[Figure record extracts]
(begin)
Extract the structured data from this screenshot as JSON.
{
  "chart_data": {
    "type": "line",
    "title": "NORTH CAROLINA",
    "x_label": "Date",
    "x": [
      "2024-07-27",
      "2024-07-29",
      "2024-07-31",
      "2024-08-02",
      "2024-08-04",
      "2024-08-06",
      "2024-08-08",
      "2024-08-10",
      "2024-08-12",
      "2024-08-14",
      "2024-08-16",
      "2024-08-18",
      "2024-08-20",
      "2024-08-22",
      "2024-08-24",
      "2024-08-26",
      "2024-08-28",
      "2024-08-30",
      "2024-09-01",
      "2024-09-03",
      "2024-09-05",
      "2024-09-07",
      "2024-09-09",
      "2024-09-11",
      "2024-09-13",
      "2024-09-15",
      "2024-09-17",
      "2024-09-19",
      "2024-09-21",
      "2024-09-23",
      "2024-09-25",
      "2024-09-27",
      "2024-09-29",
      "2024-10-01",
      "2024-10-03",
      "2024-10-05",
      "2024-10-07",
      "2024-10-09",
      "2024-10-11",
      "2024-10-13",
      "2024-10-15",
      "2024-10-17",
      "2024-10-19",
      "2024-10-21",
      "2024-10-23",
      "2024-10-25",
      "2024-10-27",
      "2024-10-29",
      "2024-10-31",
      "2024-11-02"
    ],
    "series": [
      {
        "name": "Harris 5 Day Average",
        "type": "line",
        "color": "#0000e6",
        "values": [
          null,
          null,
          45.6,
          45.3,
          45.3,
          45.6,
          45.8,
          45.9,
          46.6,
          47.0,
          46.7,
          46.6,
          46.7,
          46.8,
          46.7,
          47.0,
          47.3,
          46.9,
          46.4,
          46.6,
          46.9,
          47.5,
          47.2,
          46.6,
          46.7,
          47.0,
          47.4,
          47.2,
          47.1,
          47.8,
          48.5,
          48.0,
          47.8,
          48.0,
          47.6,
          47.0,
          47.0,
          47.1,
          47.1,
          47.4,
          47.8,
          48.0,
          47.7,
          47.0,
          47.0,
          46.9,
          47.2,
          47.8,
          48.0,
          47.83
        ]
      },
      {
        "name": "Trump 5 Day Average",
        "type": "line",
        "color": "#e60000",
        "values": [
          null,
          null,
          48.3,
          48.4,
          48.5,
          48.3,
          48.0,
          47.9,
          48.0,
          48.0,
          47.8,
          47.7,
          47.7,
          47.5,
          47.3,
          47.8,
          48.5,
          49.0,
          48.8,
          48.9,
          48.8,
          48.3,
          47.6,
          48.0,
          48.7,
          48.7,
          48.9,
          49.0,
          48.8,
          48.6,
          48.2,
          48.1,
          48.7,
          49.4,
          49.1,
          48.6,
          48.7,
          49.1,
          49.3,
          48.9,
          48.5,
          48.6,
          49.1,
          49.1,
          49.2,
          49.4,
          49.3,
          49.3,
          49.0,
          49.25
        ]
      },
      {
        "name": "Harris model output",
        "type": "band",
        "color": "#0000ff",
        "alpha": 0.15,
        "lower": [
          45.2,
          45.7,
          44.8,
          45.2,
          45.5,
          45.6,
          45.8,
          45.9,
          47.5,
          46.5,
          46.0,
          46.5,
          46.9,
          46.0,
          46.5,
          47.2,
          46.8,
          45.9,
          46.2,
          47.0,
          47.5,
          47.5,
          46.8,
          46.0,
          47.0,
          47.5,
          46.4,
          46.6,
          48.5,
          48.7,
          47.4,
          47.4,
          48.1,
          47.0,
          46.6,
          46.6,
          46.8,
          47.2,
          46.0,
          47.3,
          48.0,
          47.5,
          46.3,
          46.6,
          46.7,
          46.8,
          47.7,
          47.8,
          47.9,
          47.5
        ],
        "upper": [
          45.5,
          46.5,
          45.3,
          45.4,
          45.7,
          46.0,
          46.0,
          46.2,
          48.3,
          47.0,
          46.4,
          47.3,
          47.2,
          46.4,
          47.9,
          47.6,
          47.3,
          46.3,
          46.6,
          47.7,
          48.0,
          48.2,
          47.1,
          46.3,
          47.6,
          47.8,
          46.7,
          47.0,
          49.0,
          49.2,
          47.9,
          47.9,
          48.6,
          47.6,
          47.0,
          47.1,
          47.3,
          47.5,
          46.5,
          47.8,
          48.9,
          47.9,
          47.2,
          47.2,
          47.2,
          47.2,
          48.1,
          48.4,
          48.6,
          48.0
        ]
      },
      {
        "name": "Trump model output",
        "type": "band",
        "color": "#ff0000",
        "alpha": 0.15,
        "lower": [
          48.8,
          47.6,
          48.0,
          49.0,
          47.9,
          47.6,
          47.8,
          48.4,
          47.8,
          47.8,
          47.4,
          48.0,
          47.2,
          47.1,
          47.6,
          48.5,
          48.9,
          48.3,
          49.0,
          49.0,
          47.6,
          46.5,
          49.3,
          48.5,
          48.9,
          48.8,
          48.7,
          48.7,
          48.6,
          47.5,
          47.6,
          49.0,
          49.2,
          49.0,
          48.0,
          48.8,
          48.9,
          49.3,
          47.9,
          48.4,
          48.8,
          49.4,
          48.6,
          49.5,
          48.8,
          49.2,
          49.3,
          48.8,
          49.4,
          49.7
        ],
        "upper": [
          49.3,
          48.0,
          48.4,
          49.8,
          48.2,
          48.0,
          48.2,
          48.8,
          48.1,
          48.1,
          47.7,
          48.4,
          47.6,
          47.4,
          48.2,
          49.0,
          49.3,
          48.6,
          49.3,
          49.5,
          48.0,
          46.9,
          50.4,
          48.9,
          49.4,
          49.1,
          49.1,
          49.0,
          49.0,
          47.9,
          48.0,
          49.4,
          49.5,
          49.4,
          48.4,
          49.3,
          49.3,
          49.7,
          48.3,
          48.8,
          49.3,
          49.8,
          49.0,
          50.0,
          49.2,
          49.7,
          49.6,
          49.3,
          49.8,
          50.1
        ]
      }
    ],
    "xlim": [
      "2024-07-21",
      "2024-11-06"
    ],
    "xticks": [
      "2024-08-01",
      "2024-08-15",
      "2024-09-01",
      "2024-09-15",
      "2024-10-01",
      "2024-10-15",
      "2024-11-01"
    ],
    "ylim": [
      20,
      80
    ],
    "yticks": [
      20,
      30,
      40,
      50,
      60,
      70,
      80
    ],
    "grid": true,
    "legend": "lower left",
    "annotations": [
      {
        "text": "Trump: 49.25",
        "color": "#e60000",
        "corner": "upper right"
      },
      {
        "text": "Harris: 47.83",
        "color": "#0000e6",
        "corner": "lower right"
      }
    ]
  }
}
(end)
BRIEF: Write down all the entries again without a single difference.

THE OUTPUT:
Extract the structured data from this screenshot as JSON.
{
  "chart_data": {
    "type": "line",
    "title": "NORTH CAROLINA",
    "x_label": "Date",
    "x": [
      "2024-07-27",
      "2024-07-29",
      "2024-07-31",
      "2024-08-02",
      "2024-08-04",
      "2024-08-06",
      "2024-08-08",
      "2024-08-10",
      "2024-08-12",
      "2024-08-14",
      "2024-08-16",
      "2024-08-18",
      "2024-08-20",
      "2024-08-22",
      "2024-08-24",
      "2024-08-26",
      "2024-08-28",
      "2024-08-30",
      "2024-09-01",
      "2024-09-03",
      "2024-09-05",
      "2024-09-07",
      "2024-09-09",
      "2024-09-11",
      "2024-09-13",
      "2024-09-15",
      "2024-09-17",
      "2024-09-19",
      "2024-09-21",
      "2024-09-23",
      "2024-09-25",
      "2024-09-27",
      "2024-09-29",
      "2024-10-01",
      "2024-10-03",
      "2024-10-05",
      "2024-10-07",
      "2024-10-09",
      "2024-10-11",
      "2024-10-13",
      "2024-10-15",
      "2024-10-17",
      "2024-10-19",
      "2024-10-21",
      "2024-10-23",
      "2024-10-25",
      "2024-10-27",
      "2024-10-29",
      "2024-10-31",
      "2024-11-02"
    ],
    "series": [
      {
        "name": "Harris 5 Day Average",
        "type": "line",
        "color": "#0000e6",
        "values": [
          null,
          null,
          45.6,
          45.3,
          45.3,
          45.6,
          45.8,
          45.9,
          46.6,
          47.0,
          46.7,
          46.6,
          46.7,
          46.8,
          46.7,
          47.0,
          47.3,
          46.9,
          46.4,
          46.6,
          46.9,
          47.5,
          47.2,
          46.6,
          46.7,
          47.0,
          47.4,
          47.2,
          47.1,
          47.8,
          48.5,
          48.0,
          47.8,
          48.0,
          47.6,
          47.0,
          47.0,
          47.1,
          47.1,
          47.4,
          47.8,
          48.0,
          47.7,
          47.0,
          47.0,
          46.9,
          47.2,
          47.8,
          48.0,
          47.83
        ]
      },
      {
        "name": "Trump 5 Day Average",
        "type": "line",
        "color": "#e60000",
        "values": [
          null,
          null,
          48.3,
          48.4,
          48.5,
          48.3,
          48.0,
          47.9,
          48.0,
          48.0,
          47.8,
          47.7,
          47.7,
          47.5,
          47.3,
          47.8,
          48.5,
          49.0,
          48.8,
          48.9,
          48.8,
          48.3,
          47.6,
          48.0,
          48.7,
          48.7,
          48.9,
          49.0,
          48.8,
          48.6,
          48.2,
          48.1,
          48.7,
          49.4,
          49.1,
          48.6,
          48.7,
          49.1,
          49.3,
          48.9,
          48.5,
          48.6,
          49.1,
          49.1,
          49.2,
          49.4,
          49.3,
          49.3,
          49.0,
          49.25
        ]
      },
      {
        "name": "Harris model output",
        "type": "band",
        "color": "#0000ff",
        "alpha": 0.15,
        "lower": [
          45.2,
          45.7,
          44.8,
          45.2,
          45.5,
          45.6,
          45.8,
          45.9,
          47.5,
          46.5,
          46.0,
          46.5,
          46.9,
          46.0,
          46.5,
          47.2,
          46.8,
          45.9,
          46.2,
          47.0,
          47.5,
          47.5,
          46.8,
          46.0,
          47.0,
          47.5,
          46.4,
          46.6,
          48.5,
          48.7,
          47.4,
          47.4,
          48.1,
          47.0,
          46.6,
          46.6,
          46.8,
          47.2,
          46.0,
          47.3,
          48.0,
          47.5,
          46.3,
          46.6,
          46.7,
          46.8,
          47.7,
          47.8,
          47.9,
          47.5
        ],
        "upper": [
          45.5,
          46.5,
          45.3,
          45.4,
          45.7,
          46.0,
          46.0,
          46.2,
          48.3,
          47.0,
          46.4,
          47.3,
          47.2,
          46.4,
          47.9,
          47.6,
          47.3,
          46.3,
          46.6,
          47.7,
          48.0,
          48.2,
          47.1,
          46.3,
          47.6,
          47.8,
          46.7,
          47.0,
          49.0,
          49.2,
          47.9,
          47.9,
          48.6,
          47.6,
          47.0,
          47.1,
          47.3,
          47.5,
          46.5,
          47.8,
          48.9,
          47.9,
          47.2,
          47.2,
          47.2,
          47.2,
          48.1,
          48.4,
          48.6,
          48.0
        ]
      },
      {
        "name": "Trump model output",
        "type": "band",
        "color": "#ff0000",
        "alpha": 0.15,
        "lower": [
          48.8,
          47.6,
          48.0,
          49.0,
          47.9,
          47.6,
          47.8,
          48.4,
          47.8,
          47.8,
          47.4,
          48.0,
          47.2,
          47.1,
          47.6,
          48.5,
          48.9,
          48.3,
          49.0,
          49.0,
          47.6,
          46.5,
          49.3,
          48.5,
          48.9,
          48.8,
          48.7,
          48.7,
          48.6,
          47.5,
          47.6,
          49.0,
          49.2,
          49.0,
          48.0,
          48.8,
          48.9,
          49.3,
          47.9,
          48.4,
          48.8,
          49.4,
          48.6,
          49.5,
          48.8,
          49.2,
          49.3,
          48.8,
          49.4,
          49.7
        ],
        "upper": [
          49.3,
          48.0,
          48.4,
          49.8,
          48.2,
          48.0,
          48.2,
          48.8,
          48.1,
          48.1,
          47.7,
          48.4,
          47.6,
          47.4,
          48.2,
          49.0,
          49.3,
          48.6,
          49.3,
          49.5,
          48.0,
          46.9,
          50.4,
          48.9,
          49.4,
          49.1,
          49.1,
          49.0,
          49.0,
          47.9,
          48.0,
          49.4,
          49.5,
          49.4,
          48.4,
          49.3,
          49.3,
          49.7,
          48.3,
          48.8,
          49.3,
          49.8,
          49.0,
          50.0,
          49.2,
          49.7,
          49.6,
          49.3,
          49.8,
          50.1
        ]
      }
    ],
    "xlim": [
      "2024-07-21",
      "2024-11-06"
    ],
    "xticks": [
      "2024-08-01",
      "2024-08-15",
      "2024-09-01",
      "2024-09-15",
      "2024-10-01",
      "2024-10-15",
      "2024-11-01"
    ],
    "ylim": [
      20,
      80
    ],
    "yticks": [
      20,
      30,
      40,
      50,
      60,
      70,
      80
    ],
    "grid": true,
    "legend": "lower left",
    "annotations": [
      {
        "text": "Trump: 49.25",
        "color": "#e60000",
        "corner": "upper right"
      },
      {
        "text": "Harris: 47.83",
        "color": "#0000e6",
        "corner": "lower right"
      }
    ]
  }
}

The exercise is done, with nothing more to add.